• EXERCISE: Transcribe all of the records precisely as they are presented.

• Stored dataset items:
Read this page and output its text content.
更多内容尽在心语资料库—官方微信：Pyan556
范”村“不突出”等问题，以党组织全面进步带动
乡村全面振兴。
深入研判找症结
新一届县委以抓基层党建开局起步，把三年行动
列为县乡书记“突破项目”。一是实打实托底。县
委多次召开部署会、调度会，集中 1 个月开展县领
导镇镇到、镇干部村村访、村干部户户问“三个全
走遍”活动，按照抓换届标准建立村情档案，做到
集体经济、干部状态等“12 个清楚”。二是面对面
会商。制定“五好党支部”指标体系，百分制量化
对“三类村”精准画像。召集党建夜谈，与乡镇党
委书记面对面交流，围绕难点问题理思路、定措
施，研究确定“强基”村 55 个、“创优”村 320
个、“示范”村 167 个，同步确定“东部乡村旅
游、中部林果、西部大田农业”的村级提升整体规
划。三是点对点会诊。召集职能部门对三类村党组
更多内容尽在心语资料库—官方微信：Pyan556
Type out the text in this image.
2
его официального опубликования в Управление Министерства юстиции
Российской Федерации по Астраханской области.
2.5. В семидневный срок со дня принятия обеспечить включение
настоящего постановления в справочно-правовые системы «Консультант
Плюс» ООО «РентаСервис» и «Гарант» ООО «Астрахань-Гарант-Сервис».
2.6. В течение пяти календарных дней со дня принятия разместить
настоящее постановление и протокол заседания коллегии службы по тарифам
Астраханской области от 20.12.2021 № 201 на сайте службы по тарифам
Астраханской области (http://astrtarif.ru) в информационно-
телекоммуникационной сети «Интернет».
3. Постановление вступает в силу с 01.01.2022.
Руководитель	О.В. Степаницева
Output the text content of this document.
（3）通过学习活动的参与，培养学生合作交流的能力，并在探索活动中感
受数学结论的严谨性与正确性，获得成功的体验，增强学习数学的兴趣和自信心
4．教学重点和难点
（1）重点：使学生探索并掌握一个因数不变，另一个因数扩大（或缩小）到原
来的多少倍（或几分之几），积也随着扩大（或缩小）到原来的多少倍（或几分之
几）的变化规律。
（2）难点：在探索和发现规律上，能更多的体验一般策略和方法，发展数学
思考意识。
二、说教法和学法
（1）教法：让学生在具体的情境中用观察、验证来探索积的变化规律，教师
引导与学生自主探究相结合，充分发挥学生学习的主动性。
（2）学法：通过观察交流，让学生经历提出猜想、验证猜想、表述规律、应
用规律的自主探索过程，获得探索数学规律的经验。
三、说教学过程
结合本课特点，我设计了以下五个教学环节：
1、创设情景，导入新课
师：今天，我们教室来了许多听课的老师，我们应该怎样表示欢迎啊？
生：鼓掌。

• PROBLEM SOLUTION:
Read this page and output its text content.
更多内容尽在心语资料库—官方微信：Pyan556
范”村“不突出”等问题，以党组织全面进步带动
乡村全面振兴。
深入研判找症结
新一届县委以抓基层党建开局起步，把三年行动
列为县乡书记“突破项目”。一是实打实托底。县
委多次召开部署会、调度会，集中 1 个月开展县领
导镇镇到、镇干部村村访、村干部户户问“三个全
走遍”活动，按照抓换届标准建立村情档案，做到
集体经济、干部状态等“12 个清楚”。二是面对面
会商。制定“五好党支部”指标体系，百分制量化
对“三类村”精准画像。召集党建夜谈，与乡镇党
委书记面对面交流，围绕难点问题理思路、定措
施，研究确定“强基”村 55 个、“创优”村 320
个、“示范”村 167 个，同步确定“东部乡村旅
游、中部林果、西部大田农业”的村级提升整体规
划。三是点对点会诊。召集职能部门对三类村党组
更多内容尽在心语资料库—官方微信：Pyan556
Type out the text in this image.
2
его официального опубликования в Управление Министерства юстиции
Российской Федерации по Астраханской области.
2.5. В семидневный срок со дня принятия обеспечить включение
настоящего постановления в справочно-правовые системы «Консультант
Плюс» ООО «РентаСервис» и «Гарант» ООО «Астрахань-Гарант-Сервис».
2.6. В течение пяти календарных дней со дня принятия разместить
настоящее постановление и протокол заседания коллегии службы по тарифам
Астраханской области от 20.12.2021 № 201 на сайте службы по тарифам
Астраханской области (http://astrtarif.ru) в информационно-
телекоммуникационной сети «Интернет».
3. Постановление вступает в силу с 01.01.2022.
Руководитель	О.В. Степаницева
Output the text content of this document.
（3）通过学习活动的参与，培养学生合作交流的能力，并在探索活动中感
受数学结论的严谨性与正确性，获得成功的体验，增强学习数学的兴趣和自信心
4．教学重点和难点
（1）重点：使学生探索并掌握一个因数不变，另一个因数扩大（或缩小）到原
来的多少倍（或几分之几），积也随着扩大（或缩小）到原来的多少倍（或几分之
几）的变化规律。
（2）难点：在探索和发现规律上，能更多的体验一般策略和方法，发展数学
思考意识。
二、说教法和学法
（1）教法：让学生在具体的情境中用观察、验证来探索积的变化规律，教师
引导与学生自主探究相结合，充分发挥学生学习的主动性。
（2）学法：通过观察交流，让学生经历提出猜想、验证猜想、表述规律、应
用规律的自主探索过程，获得探索数学规律的经验。
三、说教学过程
结合本课特点，我设计了以下五个教学环节：
1、创设情景，导入新课
师：今天，我们教室来了许多听课的老师，我们应该怎样表示欢迎啊？
生：鼓掌。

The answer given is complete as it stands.